[Records from a collection of figures]
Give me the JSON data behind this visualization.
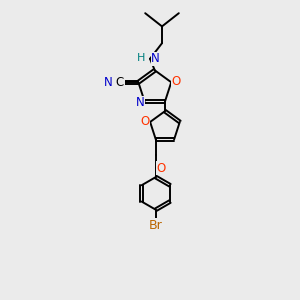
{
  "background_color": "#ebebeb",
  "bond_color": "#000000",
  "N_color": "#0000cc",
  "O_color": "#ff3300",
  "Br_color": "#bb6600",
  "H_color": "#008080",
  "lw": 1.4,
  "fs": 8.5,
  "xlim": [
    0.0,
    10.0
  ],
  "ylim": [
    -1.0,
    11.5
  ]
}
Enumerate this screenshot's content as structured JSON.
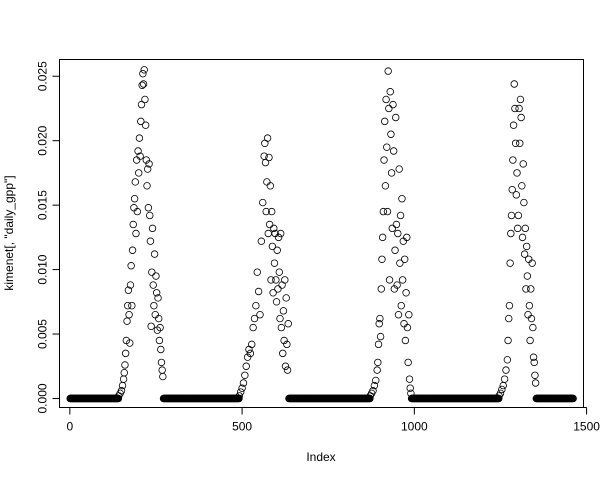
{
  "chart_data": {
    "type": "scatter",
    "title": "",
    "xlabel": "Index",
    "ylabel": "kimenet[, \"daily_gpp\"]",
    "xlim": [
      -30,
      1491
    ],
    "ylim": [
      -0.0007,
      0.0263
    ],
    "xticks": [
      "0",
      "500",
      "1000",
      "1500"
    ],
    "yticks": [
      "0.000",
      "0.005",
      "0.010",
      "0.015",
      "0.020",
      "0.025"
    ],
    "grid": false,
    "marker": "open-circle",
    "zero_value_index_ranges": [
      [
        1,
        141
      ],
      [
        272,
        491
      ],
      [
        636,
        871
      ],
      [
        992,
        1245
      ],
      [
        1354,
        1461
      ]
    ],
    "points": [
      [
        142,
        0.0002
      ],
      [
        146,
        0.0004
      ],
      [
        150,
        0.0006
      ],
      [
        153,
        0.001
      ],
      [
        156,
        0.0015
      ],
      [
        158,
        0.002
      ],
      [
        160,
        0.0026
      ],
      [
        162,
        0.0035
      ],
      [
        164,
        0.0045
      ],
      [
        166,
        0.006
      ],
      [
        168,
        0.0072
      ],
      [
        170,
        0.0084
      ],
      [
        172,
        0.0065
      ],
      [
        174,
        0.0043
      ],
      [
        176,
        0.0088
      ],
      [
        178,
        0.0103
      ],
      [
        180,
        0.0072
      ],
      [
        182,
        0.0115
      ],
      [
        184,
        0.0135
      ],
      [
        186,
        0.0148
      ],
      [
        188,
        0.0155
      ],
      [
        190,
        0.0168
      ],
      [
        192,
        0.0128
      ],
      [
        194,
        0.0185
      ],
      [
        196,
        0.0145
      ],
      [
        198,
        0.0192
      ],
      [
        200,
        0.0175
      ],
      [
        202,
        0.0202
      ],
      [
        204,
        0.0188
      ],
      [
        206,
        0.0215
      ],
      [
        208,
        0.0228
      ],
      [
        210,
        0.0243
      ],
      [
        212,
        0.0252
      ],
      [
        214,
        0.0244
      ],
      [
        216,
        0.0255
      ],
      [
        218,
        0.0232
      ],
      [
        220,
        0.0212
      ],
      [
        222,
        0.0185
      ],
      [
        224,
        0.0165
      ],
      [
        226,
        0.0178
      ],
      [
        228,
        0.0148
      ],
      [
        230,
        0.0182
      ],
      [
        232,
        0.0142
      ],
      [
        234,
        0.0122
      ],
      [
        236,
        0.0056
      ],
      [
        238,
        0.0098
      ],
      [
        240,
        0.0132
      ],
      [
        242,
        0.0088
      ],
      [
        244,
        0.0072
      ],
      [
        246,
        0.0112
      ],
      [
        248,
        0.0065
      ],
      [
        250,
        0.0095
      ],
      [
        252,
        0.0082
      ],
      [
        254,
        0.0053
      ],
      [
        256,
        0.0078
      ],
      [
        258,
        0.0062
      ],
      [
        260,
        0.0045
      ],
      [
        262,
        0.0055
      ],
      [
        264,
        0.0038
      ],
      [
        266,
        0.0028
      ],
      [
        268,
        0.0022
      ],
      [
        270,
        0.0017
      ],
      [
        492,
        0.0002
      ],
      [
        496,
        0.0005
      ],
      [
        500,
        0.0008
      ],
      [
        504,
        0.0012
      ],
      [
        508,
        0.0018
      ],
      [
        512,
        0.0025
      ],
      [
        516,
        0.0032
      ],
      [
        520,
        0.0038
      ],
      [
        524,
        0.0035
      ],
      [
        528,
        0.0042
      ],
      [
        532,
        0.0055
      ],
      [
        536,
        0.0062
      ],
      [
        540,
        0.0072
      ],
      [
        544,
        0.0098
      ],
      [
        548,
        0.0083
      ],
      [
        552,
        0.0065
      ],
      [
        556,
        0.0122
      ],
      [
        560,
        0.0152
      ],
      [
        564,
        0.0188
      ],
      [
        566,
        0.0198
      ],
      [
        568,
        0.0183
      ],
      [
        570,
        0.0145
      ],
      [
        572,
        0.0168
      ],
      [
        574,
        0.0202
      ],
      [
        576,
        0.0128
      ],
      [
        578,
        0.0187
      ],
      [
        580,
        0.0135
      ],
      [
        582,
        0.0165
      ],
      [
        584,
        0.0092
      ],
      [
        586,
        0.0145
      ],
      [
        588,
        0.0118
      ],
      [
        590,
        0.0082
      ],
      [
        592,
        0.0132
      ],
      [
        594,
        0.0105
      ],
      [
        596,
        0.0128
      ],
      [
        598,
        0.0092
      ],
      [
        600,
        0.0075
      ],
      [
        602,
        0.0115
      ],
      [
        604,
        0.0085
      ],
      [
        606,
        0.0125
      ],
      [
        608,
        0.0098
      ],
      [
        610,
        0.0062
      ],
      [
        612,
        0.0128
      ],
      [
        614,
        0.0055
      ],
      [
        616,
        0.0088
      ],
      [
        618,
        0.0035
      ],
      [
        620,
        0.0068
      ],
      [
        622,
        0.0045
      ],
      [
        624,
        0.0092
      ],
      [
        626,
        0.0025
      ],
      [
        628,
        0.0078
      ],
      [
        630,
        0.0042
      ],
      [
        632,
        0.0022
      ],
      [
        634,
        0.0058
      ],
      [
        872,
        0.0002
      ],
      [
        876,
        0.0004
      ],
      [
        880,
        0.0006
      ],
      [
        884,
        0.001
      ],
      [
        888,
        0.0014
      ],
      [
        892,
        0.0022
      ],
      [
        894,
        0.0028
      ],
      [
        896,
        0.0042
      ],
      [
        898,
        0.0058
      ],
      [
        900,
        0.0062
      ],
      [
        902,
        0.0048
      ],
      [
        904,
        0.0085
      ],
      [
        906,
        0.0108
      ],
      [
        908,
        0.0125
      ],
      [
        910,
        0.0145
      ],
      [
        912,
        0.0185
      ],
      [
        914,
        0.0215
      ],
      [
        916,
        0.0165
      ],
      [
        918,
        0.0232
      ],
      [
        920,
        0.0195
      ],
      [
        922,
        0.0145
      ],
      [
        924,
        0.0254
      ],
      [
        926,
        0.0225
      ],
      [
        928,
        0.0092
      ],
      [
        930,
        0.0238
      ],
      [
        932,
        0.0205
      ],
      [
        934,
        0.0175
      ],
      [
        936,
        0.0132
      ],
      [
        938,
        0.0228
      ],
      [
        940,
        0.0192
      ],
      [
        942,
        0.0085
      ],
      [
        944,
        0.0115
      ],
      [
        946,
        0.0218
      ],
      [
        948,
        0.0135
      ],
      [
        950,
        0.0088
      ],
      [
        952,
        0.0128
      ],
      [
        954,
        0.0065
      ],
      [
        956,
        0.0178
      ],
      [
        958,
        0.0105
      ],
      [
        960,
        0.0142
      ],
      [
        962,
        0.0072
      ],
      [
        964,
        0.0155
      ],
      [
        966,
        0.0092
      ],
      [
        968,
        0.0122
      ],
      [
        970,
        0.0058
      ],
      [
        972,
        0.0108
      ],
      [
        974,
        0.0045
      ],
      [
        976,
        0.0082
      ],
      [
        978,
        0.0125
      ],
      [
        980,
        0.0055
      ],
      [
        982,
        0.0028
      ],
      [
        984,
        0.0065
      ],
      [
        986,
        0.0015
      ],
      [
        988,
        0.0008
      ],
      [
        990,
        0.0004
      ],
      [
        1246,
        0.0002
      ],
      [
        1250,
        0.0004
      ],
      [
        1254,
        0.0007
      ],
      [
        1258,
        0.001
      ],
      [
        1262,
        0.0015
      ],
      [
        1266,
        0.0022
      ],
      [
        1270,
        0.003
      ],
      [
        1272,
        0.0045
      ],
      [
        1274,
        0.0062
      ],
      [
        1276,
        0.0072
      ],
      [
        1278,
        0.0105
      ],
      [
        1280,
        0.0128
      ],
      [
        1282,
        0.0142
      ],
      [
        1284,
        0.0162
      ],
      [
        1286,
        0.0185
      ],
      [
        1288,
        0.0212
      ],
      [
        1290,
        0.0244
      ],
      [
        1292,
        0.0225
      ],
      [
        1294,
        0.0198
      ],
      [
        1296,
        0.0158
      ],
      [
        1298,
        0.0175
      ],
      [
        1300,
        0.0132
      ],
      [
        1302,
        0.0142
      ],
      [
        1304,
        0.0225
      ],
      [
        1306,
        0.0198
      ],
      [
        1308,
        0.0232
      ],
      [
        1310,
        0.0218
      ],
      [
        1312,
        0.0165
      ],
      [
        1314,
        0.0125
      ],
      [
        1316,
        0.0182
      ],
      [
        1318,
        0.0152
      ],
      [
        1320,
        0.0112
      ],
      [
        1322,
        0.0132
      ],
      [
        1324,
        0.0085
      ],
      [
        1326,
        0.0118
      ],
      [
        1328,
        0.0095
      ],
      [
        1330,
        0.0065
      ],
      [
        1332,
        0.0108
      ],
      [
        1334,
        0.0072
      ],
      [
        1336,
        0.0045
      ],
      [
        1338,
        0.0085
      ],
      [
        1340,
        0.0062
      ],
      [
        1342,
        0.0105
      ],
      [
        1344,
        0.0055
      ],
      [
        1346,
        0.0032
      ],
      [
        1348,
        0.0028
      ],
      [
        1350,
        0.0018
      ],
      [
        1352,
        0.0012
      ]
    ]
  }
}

- EXERCISE DETAILS:
Check each line of the records for the word "JSON" and extract those that contain it.

- ANSWER TO THIS PROBLEM:
Give me the JSON data behind this visualization.
Enumerate this screenshot's content as structured JSON.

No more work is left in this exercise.